** Begin Exercise material **

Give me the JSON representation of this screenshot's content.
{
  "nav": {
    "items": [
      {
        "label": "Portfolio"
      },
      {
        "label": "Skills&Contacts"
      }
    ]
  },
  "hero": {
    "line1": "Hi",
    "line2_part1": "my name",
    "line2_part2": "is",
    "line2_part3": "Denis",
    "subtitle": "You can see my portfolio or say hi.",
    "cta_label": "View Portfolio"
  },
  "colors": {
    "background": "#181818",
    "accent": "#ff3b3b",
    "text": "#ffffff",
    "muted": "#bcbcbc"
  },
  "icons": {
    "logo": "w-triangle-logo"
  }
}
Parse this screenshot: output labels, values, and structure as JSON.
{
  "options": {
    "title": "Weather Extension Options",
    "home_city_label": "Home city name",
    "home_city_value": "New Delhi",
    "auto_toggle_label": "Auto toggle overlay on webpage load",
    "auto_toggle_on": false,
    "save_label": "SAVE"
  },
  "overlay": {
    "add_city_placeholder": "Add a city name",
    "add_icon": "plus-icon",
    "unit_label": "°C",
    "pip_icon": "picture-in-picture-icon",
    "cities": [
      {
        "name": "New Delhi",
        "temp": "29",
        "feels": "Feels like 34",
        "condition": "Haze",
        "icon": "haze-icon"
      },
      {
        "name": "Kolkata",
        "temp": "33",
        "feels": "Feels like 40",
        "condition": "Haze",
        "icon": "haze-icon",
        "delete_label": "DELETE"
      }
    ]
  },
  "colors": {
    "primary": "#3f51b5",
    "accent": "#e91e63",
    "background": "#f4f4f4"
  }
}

** End Exercise material **

**Required work**
State the number of lines in the records that include "Feels", and write nothing else.

**Solution for this problem**
2